=== Exercise task ===
Print the records below exactly as they appear.

=== Records for this exercise ===

/---

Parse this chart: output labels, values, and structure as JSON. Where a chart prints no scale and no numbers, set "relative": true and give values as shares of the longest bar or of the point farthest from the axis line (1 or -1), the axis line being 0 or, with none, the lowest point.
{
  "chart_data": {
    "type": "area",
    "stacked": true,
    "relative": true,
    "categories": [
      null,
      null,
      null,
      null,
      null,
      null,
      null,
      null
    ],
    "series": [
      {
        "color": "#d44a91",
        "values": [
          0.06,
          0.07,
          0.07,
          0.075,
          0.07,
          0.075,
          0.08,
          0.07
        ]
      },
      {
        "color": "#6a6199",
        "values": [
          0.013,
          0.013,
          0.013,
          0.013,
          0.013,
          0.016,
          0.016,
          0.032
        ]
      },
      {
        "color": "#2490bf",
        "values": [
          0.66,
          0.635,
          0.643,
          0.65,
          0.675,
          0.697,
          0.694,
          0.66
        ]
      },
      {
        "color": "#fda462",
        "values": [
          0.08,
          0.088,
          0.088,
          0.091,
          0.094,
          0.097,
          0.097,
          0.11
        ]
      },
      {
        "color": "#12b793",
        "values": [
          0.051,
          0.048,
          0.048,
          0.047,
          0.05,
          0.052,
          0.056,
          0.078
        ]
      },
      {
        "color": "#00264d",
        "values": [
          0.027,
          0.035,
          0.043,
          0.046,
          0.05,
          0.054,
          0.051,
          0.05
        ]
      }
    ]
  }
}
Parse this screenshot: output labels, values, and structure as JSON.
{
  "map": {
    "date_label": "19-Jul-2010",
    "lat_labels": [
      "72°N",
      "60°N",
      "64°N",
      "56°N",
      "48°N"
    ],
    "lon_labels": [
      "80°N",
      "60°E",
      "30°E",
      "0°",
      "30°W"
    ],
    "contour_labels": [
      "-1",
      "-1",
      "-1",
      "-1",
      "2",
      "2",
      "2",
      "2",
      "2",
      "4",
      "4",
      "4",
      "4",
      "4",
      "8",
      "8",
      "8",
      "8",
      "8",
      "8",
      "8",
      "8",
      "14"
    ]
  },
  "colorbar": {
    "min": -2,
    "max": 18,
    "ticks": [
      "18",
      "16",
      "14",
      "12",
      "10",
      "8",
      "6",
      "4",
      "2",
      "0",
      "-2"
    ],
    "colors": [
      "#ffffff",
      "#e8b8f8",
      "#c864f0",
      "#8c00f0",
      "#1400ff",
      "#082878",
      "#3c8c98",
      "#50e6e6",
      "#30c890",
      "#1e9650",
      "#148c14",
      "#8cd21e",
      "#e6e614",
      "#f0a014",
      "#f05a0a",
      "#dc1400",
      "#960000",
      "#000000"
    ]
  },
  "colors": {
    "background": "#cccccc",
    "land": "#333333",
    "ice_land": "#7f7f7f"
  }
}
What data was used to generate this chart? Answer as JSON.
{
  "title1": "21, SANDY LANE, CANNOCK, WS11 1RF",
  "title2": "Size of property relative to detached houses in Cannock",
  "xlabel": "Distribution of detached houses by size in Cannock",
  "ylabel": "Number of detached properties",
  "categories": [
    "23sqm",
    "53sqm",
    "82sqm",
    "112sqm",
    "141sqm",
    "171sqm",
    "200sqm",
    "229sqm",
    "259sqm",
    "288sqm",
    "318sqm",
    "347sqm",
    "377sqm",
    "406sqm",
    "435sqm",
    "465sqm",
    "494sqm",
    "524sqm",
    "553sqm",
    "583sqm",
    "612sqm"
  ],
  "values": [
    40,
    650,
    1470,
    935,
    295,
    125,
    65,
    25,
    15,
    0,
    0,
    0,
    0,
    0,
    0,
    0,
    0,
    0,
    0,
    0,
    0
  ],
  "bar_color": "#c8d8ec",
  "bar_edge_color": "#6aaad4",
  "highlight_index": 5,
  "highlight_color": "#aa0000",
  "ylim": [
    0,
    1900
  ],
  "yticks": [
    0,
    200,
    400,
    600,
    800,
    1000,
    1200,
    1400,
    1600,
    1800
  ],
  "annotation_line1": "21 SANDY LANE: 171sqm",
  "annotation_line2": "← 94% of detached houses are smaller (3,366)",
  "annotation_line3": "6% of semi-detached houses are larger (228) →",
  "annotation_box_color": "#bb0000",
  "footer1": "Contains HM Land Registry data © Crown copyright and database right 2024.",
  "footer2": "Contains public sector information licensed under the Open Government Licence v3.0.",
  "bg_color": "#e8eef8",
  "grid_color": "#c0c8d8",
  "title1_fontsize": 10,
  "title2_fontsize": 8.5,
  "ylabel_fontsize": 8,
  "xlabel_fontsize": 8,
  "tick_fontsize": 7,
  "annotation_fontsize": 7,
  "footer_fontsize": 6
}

\---

=== The output ===
Parse this chart: output labels, values, and structure as JSON. Where a chart prints no scale and no numbers, set "relative": true and give values as shares of the longest bar or of the point farthest from the axis line (1 or -1), the axis line being 0 or, with none, the lowest point.
{
  "chart_data": {
    "type": "area",
    "stacked": true,
    "relative": true,
    "categories": [
      null,
      null,
      null,
      null,
      null,
      null,
      null,
      null
    ],
    "series": [
      {
        "color": "#d44a91",
        "values": [
          0.06,
          0.07,
          0.07,
          0.075,
          0.07,
          0.075,
          0.08,
          0.07
        ]
      },
      {
        "color": "#6a6199",
        "values": [
          0.013,
          0.013,
          0.013,
          0.013,
          0.013,
          0.016,
          0.016,
          0.032
        ]
      },
      {
        "color": "#2490bf",
        "values": [
          0.66,
          0.635,
          0.643,
          0.65,
          0.675,
          0.697,
          0.694,
          0.66
        ]
      },
      {
        "color": "#fda462",
        "values": [
          0.08,
          0.088,
          0.088,
          0.091,
          0.094,
          0.097,
          0.097,
          0.11
        ]
      },
      {
        "color": "#12b793",
        "values": [
          0.051,
          0.048,
          0.048,
          0.047,
          0.05,
          0.052,
          0.056,
          0.078
        ]
      },
      {
        "color": "#00264d",
        "values": [
          0.027,
          0.035,
          0.043,
          0.046,
          0.05,
          0.054,
          0.051,
          0.05
        ]
      }
    ]
  }
}
Parse this screenshot: output labels, values, and structure as JSON.
{
  "map": {
    "date_label": "19-Jul-2010",
    "lat_labels": [
      "72°N",
      "60°N",
      "64°N",
      "56°N",
      "48°N"
    ],
    "lon_labels": [
      "80°N",
      "60°E",
      "30°E",
      "0°",
      "30°W"
    ],
    "contour_labels": [
      "-1",
      "-1",
      "-1",
      "-1",
      "2",
      "2",
      "2",
      "2",
      "2",
      "4",
      "4",
      "4",
      "4",
      "4",
      "8",
      "8",
      "8",
      "8",
      "8",
      "8",
      "8",
      "8",
      "14"
    ]
  },
  "colorbar": {
    "min": -2,
    "max": 18,
    "ticks": [
      "18",
      "16",
      "14",
      "12",
      "10",
      "8",
      "6",
      "4",
      "2",
      "0",
      "-2"
    ],
    "colors": [
      "#ffffff",
      "#e8b8f8",
      "#c864f0",
      "#8c00f0",
      "#1400ff",
      "#082878",
      "#3c8c98",
      "#50e6e6",
      "#30c890",
      "#1e9650",
      "#148c14",
      "#8cd21e",
      "#e6e614",
      "#f0a014",
      "#f05a0a",
      "#dc1400",
      "#960000",
      "#000000"
    ]
  },
  "colors": {
    "background": "#cccccc",
    "land": "#333333",
    "ice_land": "#7f7f7f"
  }
}
What data was used to generate this chart? Answer as JSON.
{
  "title1": "21, SANDY LANE, CANNOCK, WS11 1RF",
  "title2": "Size of property relative to detached houses in Cannock",
  "xlabel": "Distribution of detached houses by size in Cannock",
  "ylabel": "Number of detached properties",
  "categories": [
    "23sqm",
    "53sqm",
    "82sqm",
    "112sqm",
    "141sqm",
    "171sqm",
    "200sqm",
    "229sqm",
    "259sqm",
    "288sqm",
    "318sqm",
    "347sqm",
    "377sqm",
    "406sqm",
    "435sqm",
    "465sqm",
    "494sqm",
    "524sqm",
    "553sqm",
    "583sqm",
    "612sqm"
  ],
  "values": [
    40,
    650,
    1470,
    935,
    295,
    125,
    65,
    25,
    15,
    0,
    0,
    0,
    0,
    0,
    0,
    0,
    0,
    0,
    0,
    0,
    0
  ],
  "bar_color": "#c8d8ec",
  "bar_edge_color": "#6aaad4",
  "highlight_index": 5,
  "highlight_color": "#aa0000",
  "ylim": [
    0,
    1900
  ],
  "yticks": [
    0,
    200,
    400,
    600,
    800,
    1000,
    1200,
    1400,
    1600,
    1800
  ],
  "annotation_line1": "21 SANDY LANE: 171sqm",
  "annotation_line2": "← 94% of detached houses are smaller (3,366)",
  "annotation_line3": "6% of semi-detached houses are larger (228) →",
  "annotation_box_color": "#bb0000",
  "footer1": "Contains HM Land Registry data © Crown copyright and database right 2024.",
  "footer2": "Contains public sector information licensed under the Open Government Licence v3.0.",
  "bg_color": "#e8eef8",
  "grid_color": "#c0c8d8",
  "title1_fontsize": 10,
  "title2_fontsize": 8.5,
  "ylabel_fontsize": 8,
  "xlabel_fontsize": 8,
  "tick_fontsize": 7,
  "annotation_fontsize": 7,
  "footer_fontsize": 6
}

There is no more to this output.